Directive: Your task is to copy every line of the records below that contains "self".

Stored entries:
════
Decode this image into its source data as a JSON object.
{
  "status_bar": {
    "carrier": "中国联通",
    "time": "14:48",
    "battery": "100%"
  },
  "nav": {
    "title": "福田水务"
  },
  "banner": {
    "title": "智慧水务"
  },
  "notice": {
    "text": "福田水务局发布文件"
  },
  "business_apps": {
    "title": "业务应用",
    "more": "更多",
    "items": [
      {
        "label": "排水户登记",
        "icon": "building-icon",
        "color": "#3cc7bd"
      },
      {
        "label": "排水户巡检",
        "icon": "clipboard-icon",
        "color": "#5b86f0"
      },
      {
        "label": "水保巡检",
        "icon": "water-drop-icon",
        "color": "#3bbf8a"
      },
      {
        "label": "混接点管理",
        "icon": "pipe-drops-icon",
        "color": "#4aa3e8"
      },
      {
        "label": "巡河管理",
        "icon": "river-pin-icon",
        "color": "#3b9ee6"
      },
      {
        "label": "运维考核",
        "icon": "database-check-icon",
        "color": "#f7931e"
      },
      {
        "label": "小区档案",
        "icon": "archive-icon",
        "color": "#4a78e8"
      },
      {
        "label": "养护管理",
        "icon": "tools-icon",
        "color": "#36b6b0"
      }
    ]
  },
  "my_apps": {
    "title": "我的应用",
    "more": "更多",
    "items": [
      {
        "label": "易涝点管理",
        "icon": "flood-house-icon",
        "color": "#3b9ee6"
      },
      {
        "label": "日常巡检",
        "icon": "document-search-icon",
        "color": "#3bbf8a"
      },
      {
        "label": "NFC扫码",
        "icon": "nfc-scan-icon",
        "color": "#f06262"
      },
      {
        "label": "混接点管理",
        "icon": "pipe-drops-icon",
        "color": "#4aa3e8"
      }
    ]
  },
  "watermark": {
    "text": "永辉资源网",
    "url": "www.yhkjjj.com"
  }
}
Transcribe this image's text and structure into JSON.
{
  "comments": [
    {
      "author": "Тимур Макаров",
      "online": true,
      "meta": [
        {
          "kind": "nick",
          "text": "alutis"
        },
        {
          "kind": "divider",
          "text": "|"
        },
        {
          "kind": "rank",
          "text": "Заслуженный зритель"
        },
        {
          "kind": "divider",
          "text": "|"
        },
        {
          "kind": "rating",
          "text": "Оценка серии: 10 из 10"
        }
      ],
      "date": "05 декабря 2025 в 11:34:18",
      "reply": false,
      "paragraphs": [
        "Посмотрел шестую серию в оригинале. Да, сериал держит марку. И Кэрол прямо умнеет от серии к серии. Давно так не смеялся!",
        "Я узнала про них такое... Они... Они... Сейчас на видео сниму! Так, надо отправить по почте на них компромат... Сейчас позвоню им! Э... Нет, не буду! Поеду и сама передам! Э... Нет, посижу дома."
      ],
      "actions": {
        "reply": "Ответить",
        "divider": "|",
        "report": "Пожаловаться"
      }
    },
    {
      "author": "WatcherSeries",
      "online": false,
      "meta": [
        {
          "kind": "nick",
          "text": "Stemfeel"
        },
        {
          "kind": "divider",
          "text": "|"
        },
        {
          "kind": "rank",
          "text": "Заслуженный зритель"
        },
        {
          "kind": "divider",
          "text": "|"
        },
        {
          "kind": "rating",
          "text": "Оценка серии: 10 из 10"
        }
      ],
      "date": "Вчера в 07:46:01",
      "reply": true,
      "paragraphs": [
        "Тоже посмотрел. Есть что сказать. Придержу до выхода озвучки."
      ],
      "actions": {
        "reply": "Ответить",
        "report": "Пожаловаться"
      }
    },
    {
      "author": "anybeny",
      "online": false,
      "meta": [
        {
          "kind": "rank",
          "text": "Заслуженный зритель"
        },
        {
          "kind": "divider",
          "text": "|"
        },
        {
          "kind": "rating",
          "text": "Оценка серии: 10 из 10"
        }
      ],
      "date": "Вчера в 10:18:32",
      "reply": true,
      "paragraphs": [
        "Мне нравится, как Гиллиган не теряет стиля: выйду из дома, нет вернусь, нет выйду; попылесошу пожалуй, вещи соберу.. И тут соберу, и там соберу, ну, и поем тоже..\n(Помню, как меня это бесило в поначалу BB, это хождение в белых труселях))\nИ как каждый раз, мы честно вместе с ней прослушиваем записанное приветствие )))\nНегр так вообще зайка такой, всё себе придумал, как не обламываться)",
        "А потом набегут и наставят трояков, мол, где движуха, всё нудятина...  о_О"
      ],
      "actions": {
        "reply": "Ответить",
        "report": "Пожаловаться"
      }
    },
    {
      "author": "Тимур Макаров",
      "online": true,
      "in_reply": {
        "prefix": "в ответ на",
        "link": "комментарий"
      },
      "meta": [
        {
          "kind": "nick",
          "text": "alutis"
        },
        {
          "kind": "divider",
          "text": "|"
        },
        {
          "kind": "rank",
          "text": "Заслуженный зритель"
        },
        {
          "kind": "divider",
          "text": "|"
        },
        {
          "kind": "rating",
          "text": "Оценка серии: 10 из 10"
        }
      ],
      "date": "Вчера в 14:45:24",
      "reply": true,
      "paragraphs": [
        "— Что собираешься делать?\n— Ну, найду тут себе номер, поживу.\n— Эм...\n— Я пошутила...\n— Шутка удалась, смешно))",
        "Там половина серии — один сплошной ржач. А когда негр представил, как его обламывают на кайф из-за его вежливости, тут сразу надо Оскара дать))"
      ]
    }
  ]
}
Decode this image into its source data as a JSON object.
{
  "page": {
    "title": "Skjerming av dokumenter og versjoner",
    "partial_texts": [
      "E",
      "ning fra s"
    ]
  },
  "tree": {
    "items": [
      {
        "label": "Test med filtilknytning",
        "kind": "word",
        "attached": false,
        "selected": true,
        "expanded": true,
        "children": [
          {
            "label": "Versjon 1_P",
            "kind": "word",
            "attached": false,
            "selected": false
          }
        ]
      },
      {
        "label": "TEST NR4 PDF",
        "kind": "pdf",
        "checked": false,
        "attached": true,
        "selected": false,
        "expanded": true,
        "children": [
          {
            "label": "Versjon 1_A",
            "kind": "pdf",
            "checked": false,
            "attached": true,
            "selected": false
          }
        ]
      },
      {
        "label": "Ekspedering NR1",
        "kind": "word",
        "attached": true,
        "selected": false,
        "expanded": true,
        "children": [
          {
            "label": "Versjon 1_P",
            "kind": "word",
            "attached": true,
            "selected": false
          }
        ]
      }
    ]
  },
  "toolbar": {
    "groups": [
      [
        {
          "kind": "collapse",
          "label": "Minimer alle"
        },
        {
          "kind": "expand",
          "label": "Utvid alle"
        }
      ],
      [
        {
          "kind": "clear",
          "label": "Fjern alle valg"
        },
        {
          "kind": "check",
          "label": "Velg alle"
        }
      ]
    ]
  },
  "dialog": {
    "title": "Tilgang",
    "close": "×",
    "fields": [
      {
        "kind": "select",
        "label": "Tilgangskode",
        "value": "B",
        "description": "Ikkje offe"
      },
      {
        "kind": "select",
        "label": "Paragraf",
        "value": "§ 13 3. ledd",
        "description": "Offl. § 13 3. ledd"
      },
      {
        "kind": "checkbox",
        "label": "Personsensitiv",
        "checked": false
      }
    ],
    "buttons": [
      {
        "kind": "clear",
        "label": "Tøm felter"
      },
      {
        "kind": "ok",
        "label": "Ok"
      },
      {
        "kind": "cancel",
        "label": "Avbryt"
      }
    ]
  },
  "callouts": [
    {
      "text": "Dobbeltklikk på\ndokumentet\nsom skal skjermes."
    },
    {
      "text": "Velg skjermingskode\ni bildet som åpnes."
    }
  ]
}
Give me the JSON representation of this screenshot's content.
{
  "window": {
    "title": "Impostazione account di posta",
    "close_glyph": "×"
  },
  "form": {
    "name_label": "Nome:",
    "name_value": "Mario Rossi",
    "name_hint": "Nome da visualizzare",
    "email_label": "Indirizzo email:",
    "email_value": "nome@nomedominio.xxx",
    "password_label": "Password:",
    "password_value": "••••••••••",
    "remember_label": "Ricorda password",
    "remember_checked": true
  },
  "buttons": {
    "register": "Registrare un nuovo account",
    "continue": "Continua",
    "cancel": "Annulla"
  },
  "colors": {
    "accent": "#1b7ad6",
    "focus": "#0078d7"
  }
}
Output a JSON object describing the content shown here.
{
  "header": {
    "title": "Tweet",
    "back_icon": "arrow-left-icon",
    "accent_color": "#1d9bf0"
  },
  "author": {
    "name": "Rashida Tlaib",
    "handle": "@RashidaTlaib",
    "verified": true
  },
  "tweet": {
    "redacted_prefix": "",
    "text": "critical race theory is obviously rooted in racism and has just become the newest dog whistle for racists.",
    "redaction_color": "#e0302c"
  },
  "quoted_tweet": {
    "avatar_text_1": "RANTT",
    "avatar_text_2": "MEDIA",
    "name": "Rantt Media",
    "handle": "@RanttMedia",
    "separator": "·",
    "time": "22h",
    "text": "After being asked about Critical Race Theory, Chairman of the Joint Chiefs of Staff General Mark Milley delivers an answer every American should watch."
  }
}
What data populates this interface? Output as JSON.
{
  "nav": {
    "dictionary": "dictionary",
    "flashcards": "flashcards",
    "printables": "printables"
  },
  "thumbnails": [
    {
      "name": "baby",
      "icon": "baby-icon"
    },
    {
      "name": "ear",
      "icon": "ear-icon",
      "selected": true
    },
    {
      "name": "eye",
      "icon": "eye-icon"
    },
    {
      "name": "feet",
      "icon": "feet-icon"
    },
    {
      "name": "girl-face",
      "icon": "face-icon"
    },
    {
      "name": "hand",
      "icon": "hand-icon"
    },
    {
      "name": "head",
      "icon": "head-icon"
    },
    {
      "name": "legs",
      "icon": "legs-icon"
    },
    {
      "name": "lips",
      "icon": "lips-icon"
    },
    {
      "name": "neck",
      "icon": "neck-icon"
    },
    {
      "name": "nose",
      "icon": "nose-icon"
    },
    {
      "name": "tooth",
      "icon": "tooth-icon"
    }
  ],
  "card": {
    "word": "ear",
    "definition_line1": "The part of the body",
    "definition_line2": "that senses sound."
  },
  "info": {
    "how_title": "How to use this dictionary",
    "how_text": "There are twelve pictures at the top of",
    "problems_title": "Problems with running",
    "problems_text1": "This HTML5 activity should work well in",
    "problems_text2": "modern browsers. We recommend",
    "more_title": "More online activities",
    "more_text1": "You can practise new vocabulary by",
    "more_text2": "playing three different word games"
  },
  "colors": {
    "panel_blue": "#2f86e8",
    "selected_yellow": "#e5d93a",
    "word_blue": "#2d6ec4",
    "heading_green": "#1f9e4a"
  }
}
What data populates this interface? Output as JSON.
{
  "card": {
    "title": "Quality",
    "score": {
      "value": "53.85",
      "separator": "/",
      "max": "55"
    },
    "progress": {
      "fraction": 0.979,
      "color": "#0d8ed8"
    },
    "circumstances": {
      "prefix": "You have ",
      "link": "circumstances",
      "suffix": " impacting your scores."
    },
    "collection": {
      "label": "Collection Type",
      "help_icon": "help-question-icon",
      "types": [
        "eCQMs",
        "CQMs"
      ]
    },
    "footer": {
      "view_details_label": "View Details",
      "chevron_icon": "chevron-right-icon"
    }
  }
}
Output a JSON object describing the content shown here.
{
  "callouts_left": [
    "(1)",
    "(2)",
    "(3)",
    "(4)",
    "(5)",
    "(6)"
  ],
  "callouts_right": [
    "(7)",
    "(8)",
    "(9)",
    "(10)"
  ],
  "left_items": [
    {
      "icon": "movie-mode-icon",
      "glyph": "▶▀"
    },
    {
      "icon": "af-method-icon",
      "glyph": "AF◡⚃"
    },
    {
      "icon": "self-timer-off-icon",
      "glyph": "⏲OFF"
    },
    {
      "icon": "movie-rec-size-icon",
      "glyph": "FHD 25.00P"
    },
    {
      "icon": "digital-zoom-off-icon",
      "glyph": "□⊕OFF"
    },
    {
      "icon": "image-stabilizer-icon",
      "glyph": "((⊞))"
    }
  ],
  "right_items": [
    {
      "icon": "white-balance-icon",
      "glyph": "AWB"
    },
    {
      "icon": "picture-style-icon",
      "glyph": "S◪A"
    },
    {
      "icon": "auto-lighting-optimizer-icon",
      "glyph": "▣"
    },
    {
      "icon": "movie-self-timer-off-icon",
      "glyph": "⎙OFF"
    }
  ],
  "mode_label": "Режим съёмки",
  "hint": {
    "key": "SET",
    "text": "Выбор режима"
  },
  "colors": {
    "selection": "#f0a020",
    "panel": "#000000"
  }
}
════
Exercise solution:
      "icon": "self-timer-off-icon",
      "icon": "movie-self-timer-off-icon",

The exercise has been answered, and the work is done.